• Exercise prompt
Say how many lines in the entries hold the string "dann", giving the number by itself.

═══

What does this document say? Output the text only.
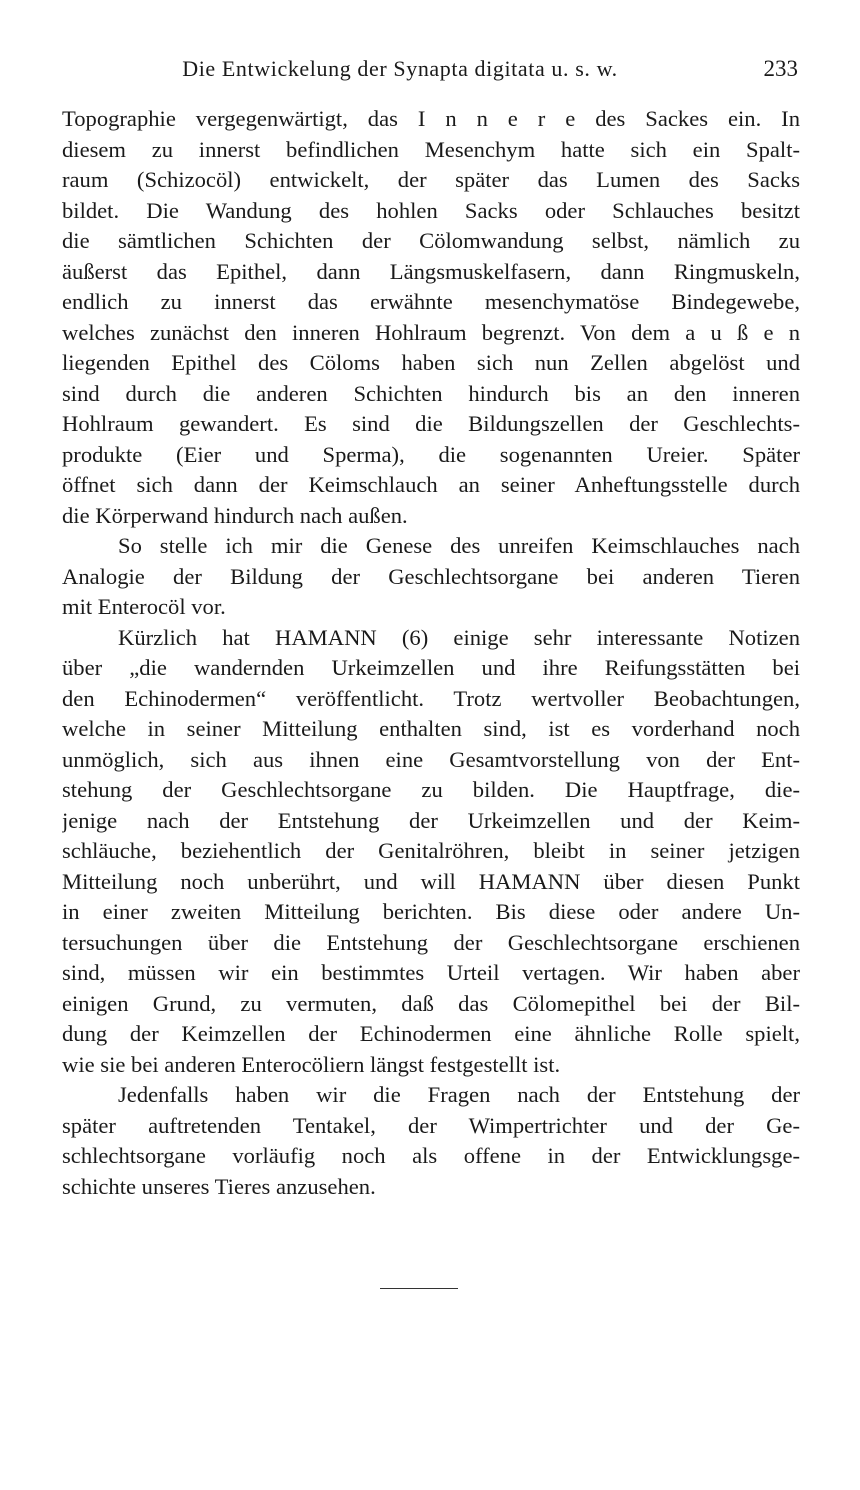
Die Entwickelung der Synapta digitata u. s. w.	233
Topographie vergegenwärtigt, das I n n e r e des Sackes ein. In
diesem zu innerst befindlichen Mesenchym hatte sich ein Spalt-
raum (Schizocöl) entwickelt, der später das Lumen des Sacks
bildet. Die Wandung des hohlen Sacks oder Schlauches besitzt
die sämtlichen Schichten der Cölomwandung selbst, nämlich zu
äußerst das Epithel, dann Längsmuskelfasern, dann Ringmuskeln,
endlich zu innerst das erwähnte mesenchymatöse Bindegewebe,
welches zunächst den inneren Hohlraum begrenzt. Von dem a u ß e n
liegenden Epithel des Cöloms haben sich nun Zellen abgelöst und
sind durch die anderen Schichten hindurch bis an den inneren
Hohlraum gewandert. Es sind die Bildungszellen der Geschlechts-
produkte (Eier und Sperma), die sogenannten Ureier. Später
öffnet sich dann der Keimschlauch an seiner Anheftungsstelle durch
die Körperwand hindurch nach außen.
So stelle ich mir die Genese des unreifen Keimschlauches nach
Analogie der Bildung der Geschlechtsorgane bei anderen Tieren
mit Enterocöl vor.
Kürzlich hat HAMANN (6) einige sehr interessante Notizen
über „die wandernden Urkeimzellen und ihre Reifungsstätten bei
den Echinodermen“ veröffentlicht. Trotz wertvoller Beobachtungen,
welche in seiner Mitteilung enthalten sind, ist es vorderhand noch
unmöglich, sich aus ihnen eine Gesamtvorstellung von der Ent-
stehung der Geschlechtsorgane zu bilden. Die Hauptfrage, die-
jenige nach der Entstehung der Urkeimzellen und der Keim-
schläuche, beziehentlich der Genitalröhren, bleibt in seiner jetzigen
Mitteilung noch unberührt, und will HAMANN über diesen Punkt
in einer zweiten Mitteilung berichten. Bis diese oder andere Un-
tersuchungen über die Entstehung der Geschlechtsorgane erschienen
sind, müssen wir ein bestimmtes Urteil vertagen. Wir haben aber
einigen Grund, zu vermuten, daß das Cölomepithel bei der Bil-
dung der Keimzellen der Echinodermen eine ähnliche Rolle spielt,
wie sie bei anderen Enterocöliern längst festgestellt ist.
Jedenfalls haben wir die Fragen nach der Entstehung der
später auftretenden Tentakel, der Wimpertrichter und der Ge-
schlechtsorgane vorläufig noch als offene in der Entwicklungsge-
schichte unseres Tieres anzusehen.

═══

• Response box
2